Exercise brief
Extract every entry word for word.

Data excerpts
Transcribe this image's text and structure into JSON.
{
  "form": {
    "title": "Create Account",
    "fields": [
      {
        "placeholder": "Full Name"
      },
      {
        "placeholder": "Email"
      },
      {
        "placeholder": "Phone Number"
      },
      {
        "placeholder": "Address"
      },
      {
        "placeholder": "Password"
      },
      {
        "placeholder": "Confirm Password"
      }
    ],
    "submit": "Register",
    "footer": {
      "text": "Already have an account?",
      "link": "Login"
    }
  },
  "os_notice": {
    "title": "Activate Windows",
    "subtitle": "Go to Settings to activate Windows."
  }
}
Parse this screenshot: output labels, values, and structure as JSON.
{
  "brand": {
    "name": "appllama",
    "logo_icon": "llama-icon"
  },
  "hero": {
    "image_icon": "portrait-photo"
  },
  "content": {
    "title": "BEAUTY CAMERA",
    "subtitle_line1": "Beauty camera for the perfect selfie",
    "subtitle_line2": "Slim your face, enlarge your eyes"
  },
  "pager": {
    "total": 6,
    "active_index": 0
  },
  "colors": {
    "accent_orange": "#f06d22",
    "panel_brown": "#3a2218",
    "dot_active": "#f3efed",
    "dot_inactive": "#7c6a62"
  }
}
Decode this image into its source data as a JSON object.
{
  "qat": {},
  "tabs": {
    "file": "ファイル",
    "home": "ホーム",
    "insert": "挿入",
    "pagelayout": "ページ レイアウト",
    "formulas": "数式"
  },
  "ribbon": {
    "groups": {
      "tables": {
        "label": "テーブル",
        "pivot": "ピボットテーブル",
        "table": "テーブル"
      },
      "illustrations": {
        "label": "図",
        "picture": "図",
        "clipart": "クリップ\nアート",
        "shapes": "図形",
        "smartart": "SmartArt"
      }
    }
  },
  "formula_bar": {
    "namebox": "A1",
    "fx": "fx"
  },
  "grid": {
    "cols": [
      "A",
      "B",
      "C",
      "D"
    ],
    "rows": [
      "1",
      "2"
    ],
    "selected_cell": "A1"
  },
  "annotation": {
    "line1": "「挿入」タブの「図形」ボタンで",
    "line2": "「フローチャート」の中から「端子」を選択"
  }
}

Finished task
Transcribe this image's text and structure into JSON.
{
  "form": {
    "title": "Create Account",
    "fields": [
      {
        "placeholder": "Full Name"
      },
      {
        "placeholder": "Email"
      },
      {
        "placeholder": "Phone Number"
      },
      {
        "placeholder": "Address"
      },
      {
        "placeholder": "Password"
      },
      {
        "placeholder": "Confirm Password"
      }
    ],
    "submit": "Register",
    "footer": {
      "text": "Already have an account?",
      "link": "Login"
    }
  },
  "os_notice": {
    "title": "Activate Windows",
    "subtitle": "Go to Settings to activate Windows."
  }
}
Parse this screenshot: output labels, values, and structure as JSON.
{
  "brand": {
    "name": "appllama",
    "logo_icon": "llama-icon"
  },
  "hero": {
    "image_icon": "portrait-photo"
  },
  "content": {
    "title": "BEAUTY CAMERA",
    "subtitle_line1": "Beauty camera for the perfect selfie",
    "subtitle_line2": "Slim your face, enlarge your eyes"
  },
  "pager": {
    "total": 6,
    "active_index": 0
  },
  "colors": {
    "accent_orange": "#f06d22",
    "panel_brown": "#3a2218",
    "dot_active": "#f3efed",
    "dot_inactive": "#7c6a62"
  }
}
Decode this image into its source data as a JSON object.
{
  "qat": {},
  "tabs": {
    "file": "ファイル",
    "home": "ホーム",
    "insert": "挿入",
    "pagelayout": "ページ レイアウト",
    "formulas": "数式"
  },
  "ribbon": {
    "groups": {
      "tables": {
        "label": "テーブル",
        "pivot": "ピボットテーブル",
        "table": "テーブル"
      },
      "illustrations": {
        "label": "図",
        "picture": "図",
        "clipart": "クリップ\nアート",
        "shapes": "図形",
        "smartart": "SmartArt"
      }
    }
  },
  "formula_bar": {
    "namebox": "A1",
    "fx": "fx"
  },
  "grid": {
    "cols": [
      "A",
      "B",
      "C",
      "D"
    ],
    "rows": [
      "1",
      "2"
    ],
    "selected_cell": "A1"
  },
  "annotation": {
    "line1": "「挿入」タブの「図形」ボタンで",
    "line2": "「フローチャート」の中から「端子」を選択"
  }
}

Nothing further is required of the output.